┌────────
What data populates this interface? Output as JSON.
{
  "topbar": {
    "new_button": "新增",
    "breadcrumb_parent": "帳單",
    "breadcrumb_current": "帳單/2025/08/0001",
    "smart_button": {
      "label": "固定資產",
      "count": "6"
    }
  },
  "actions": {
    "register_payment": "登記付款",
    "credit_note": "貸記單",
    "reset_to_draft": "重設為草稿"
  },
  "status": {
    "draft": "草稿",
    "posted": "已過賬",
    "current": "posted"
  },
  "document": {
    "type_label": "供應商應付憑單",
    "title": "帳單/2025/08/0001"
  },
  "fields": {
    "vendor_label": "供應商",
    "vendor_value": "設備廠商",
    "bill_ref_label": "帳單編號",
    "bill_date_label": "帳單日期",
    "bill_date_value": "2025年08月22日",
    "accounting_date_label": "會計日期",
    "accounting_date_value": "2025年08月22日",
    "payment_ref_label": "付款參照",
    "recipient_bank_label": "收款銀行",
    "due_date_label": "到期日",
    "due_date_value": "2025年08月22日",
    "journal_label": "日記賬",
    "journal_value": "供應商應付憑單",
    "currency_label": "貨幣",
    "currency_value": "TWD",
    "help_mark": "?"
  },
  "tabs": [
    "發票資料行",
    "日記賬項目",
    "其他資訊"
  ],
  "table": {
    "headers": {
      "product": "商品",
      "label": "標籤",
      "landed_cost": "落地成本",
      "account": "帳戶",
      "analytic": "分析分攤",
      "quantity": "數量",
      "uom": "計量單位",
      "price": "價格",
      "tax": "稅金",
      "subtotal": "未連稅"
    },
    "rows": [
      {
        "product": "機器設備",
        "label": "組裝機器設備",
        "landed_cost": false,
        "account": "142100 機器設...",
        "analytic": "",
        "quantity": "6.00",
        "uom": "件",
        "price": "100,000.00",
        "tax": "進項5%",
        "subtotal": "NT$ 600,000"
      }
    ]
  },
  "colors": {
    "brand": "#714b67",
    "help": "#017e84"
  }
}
└────────
Problem statement >>
Repeat the lines above exactly.

Written reply >>
What data populates this interface? Output as JSON.
{
  "topbar": {
    "new_button": "新增",
    "breadcrumb_parent": "帳單",
    "breadcrumb_current": "帳單/2025/08/0001",
    "smart_button": {
      "label": "固定資產",
      "count": "6"
    }
  },
  "actions": {
    "register_payment": "登記付款",
    "credit_note": "貸記單",
    "reset_to_draft": "重設為草稿"
  },
  "status": {
    "draft": "草稿",
    "posted": "已過賬",
    "current": "posted"
  },
  "document": {
    "type_label": "供應商應付憑單",
    "title": "帳單/2025/08/0001"
  },
  "fields": {
    "vendor_label": "供應商",
    "vendor_value": "設備廠商",
    "bill_ref_label": "帳單編號",
    "bill_date_label": "帳單日期",
    "bill_date_value": "2025年08月22日",
    "accounting_date_label": "會計日期",
    "accounting_date_value": "2025年08月22日",
    "payment_ref_label": "付款參照",
    "recipient_bank_label": "收款銀行",
    "due_date_label": "到期日",
    "due_date_value": "2025年08月22日",
    "journal_label": "日記賬",
    "journal_value": "供應商應付憑單",
    "currency_label": "貨幣",
    "currency_value": "TWD",
    "help_mark": "?"
  },
  "tabs": [
    "發票資料行",
    "日記賬項目",
    "其他資訊"
  ],
  "table": {
    "headers": {
      "product": "商品",
      "label": "標籤",
      "landed_cost": "落地成本",
      "account": "帳戶",
      "analytic": "分析分攤",
      "quantity": "數量",
      "uom": "計量單位",
      "price": "價格",
      "tax": "稅金",
      "subtotal": "未連稅"
    },
    "rows": [
      {
        "product": "機器設備",
        "label": "組裝機器設備",
        "landed_cost": false,
        "account": "142100 機器設...",
        "analytic": "",
        "quantity": "6.00",
        "uom": "件",
        "price": "100,000.00",
        "tax": "進項5%",
        "subtotal": "NT$ 600,000"
      }
    ]
  },
  "colors": {
    "brand": "#714b67",
    "help": "#017e84"
  }
}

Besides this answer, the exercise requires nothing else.